## Exercise description
Output all lines exactly.

Figure collection entries

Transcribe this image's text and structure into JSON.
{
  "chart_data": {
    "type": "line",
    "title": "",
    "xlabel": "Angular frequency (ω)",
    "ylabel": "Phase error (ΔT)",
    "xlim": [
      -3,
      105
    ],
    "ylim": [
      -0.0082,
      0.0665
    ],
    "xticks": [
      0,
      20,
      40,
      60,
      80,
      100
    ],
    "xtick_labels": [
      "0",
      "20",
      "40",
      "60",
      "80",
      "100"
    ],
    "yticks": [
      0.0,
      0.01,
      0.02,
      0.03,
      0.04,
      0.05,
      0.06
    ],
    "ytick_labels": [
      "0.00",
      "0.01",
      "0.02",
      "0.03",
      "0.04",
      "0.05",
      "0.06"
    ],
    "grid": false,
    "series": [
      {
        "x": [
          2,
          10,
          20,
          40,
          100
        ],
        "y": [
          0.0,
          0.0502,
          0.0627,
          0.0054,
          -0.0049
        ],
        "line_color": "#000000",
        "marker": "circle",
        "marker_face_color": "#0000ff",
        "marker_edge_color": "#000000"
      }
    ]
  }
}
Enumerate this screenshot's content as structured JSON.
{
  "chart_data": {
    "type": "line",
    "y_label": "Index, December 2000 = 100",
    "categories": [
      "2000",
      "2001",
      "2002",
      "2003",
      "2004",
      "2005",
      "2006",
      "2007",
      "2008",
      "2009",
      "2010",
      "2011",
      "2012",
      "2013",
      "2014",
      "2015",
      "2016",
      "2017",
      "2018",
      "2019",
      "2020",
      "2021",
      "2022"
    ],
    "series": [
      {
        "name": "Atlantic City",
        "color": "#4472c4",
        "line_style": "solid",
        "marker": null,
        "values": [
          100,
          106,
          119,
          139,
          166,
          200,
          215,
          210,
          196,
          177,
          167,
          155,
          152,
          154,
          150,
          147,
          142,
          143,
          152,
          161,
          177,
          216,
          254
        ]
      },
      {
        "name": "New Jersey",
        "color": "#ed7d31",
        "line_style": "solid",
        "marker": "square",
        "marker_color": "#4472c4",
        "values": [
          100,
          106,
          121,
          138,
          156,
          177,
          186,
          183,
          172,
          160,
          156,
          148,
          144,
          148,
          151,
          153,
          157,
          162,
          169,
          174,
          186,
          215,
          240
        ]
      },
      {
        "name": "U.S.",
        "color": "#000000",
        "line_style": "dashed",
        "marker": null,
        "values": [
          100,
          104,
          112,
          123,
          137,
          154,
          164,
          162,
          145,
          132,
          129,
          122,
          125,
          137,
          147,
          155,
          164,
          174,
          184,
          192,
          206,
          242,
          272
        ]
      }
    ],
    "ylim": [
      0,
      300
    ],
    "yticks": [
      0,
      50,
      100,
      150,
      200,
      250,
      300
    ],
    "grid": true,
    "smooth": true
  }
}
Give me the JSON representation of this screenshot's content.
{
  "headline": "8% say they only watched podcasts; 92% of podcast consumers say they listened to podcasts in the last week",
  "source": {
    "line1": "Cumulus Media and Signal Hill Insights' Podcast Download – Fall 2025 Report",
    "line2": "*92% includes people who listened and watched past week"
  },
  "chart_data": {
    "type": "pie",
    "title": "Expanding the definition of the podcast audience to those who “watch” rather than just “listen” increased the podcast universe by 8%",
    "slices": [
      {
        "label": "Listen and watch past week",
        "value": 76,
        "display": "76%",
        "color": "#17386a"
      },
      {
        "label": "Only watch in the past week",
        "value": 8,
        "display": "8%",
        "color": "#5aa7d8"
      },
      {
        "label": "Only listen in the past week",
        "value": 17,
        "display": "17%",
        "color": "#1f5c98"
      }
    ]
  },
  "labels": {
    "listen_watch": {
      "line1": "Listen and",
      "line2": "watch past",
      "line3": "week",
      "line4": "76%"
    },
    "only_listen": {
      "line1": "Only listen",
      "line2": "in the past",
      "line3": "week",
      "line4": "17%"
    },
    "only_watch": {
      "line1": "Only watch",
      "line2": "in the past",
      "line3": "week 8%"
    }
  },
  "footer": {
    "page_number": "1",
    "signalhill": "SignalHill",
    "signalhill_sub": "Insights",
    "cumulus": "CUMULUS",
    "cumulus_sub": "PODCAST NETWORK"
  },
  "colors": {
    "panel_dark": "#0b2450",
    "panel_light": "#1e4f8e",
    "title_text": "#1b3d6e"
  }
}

## Full answer
Transcribe this image's text and structure into JSON.
{
  "chart_data": {
    "type": "line",
    "title": "",
    "xlabel": "Angular frequency (ω)",
    "ylabel": "Phase error (ΔT)",
    "xlim": [
      -3,
      105
    ],
    "ylim": [
      -0.0082,
      0.0665
    ],
    "xticks": [
      0,
      20,
      40,
      60,
      80,
      100
    ],
    "xtick_labels": [
      "0",
      "20",
      "40",
      "60",
      "80",
      "100"
    ],
    "yticks": [
      0.0,
      0.01,
      0.02,
      0.03,
      0.04,
      0.05,
      0.06
    ],
    "ytick_labels": [
      "0.00",
      "0.01",
      "0.02",
      "0.03",
      "0.04",
      "0.05",
      "0.06"
    ],
    "grid": false,
    "series": [
      {
        "x": [
          2,
          10,
          20,
          40,
          100
        ],
        "y": [
          0.0,
          0.0502,
          0.0627,
          0.0054,
          -0.0049
        ],
        "line_color": "#000000",
        "marker": "circle",
        "marker_face_color": "#0000ff",
        "marker_edge_color": "#000000"
      }
    ]
  }
}
Enumerate this screenshot's content as structured JSON.
{
  "chart_data": {
    "type": "line",
    "y_label": "Index, December 2000 = 100",
    "categories": [
      "2000",
      "2001",
      "2002",
      "2003",
      "2004",
      "2005",
      "2006",
      "2007",
      "2008",
      "2009",
      "2010",
      "2011",
      "2012",
      "2013",
      "2014",
      "2015",
      "2016",
      "2017",
      "2018",
      "2019",
      "2020",
      "2021",
      "2022"
    ],
    "series": [
      {
        "name": "Atlantic City",
        "color": "#4472c4",
        "line_style": "solid",
        "marker": null,
        "values": [
          100,
          106,
          119,
          139,
          166,
          200,
          215,
          210,
          196,
          177,
          167,
          155,
          152,
          154,
          150,
          147,
          142,
          143,
          152,
          161,
          177,
          216,
          254
        ]
      },
      {
        "name": "New Jersey",
        "color": "#ed7d31",
        "line_style": "solid",
        "marker": "square",
        "marker_color": "#4472c4",
        "values": [
          100,
          106,
          121,
          138,
          156,
          177,
          186,
          183,
          172,
          160,
          156,
          148,
          144,
          148,
          151,
          153,
          157,
          162,
          169,
          174,
          186,
          215,
          240
        ]
      },
      {
        "name": "U.S.",
        "color": "#000000",
        "line_style": "dashed",
        "marker": null,
        "values": [
          100,
          104,
          112,
          123,
          137,
          154,
          164,
          162,
          145,
          132,
          129,
          122,
          125,
          137,
          147,
          155,
          164,
          174,
          184,
          192,
          206,
          242,
          272
        ]
      }
    ],
    "ylim": [
      0,
      300
    ],
    "yticks": [
      0,
      50,
      100,
      150,
      200,
      250,
      300
    ],
    "grid": true,
    "smooth": true
  }
}
Give me the JSON representation of this screenshot's content.
{
  "headline": "8% say they only watched podcasts; 92% of podcast consumers say they listened to podcasts in the last week",
  "source": {
    "line1": "Cumulus Media and Signal Hill Insights' Podcast Download – Fall 2025 Report",
    "line2": "*92% includes people who listened and watched past week"
  },
  "chart_data": {
    "type": "pie",
    "title": "Expanding the definition of the podcast audience to those who “watch” rather than just “listen” increased the podcast universe by 8%",
    "slices": [
      {
        "label": "Listen and watch past week",
        "value": 76,
        "display": "76%",
        "color": "#17386a"
      },
      {
        "label": "Only watch in the past week",
        "value": 8,
        "display": "8%",
        "color": "#5aa7d8"
      },
      {
        "label": "Only listen in the past week",
        "value": 17,
        "display": "17%",
        "color": "#1f5c98"
      }
    ]
  },
  "labels": {
    "listen_watch": {
      "line1": "Listen and",
      "line2": "watch past",
      "line3": "week",
      "line4": "76%"
    },
    "only_listen": {
      "line1": "Only listen",
      "line2": "in the past",
      "line3": "week",
      "line4": "17%"
    },
    "only_watch": {
      "line1": "Only watch",
      "line2": "in the past",
      "line3": "week 8%"
    }
  },
  "footer": {
    "page_number": "1",
    "signalhill": "SignalHill",
    "signalhill_sub": "Insights",
    "cumulus": "CUMULUS",
    "cumulus_sub": "PODCAST NETWORK"
  },
  "colors": {
    "panel_dark": "#0b2450",
    "panel_light": "#1e4f8e",
    "title_text": "#1b3d6e"
  }
}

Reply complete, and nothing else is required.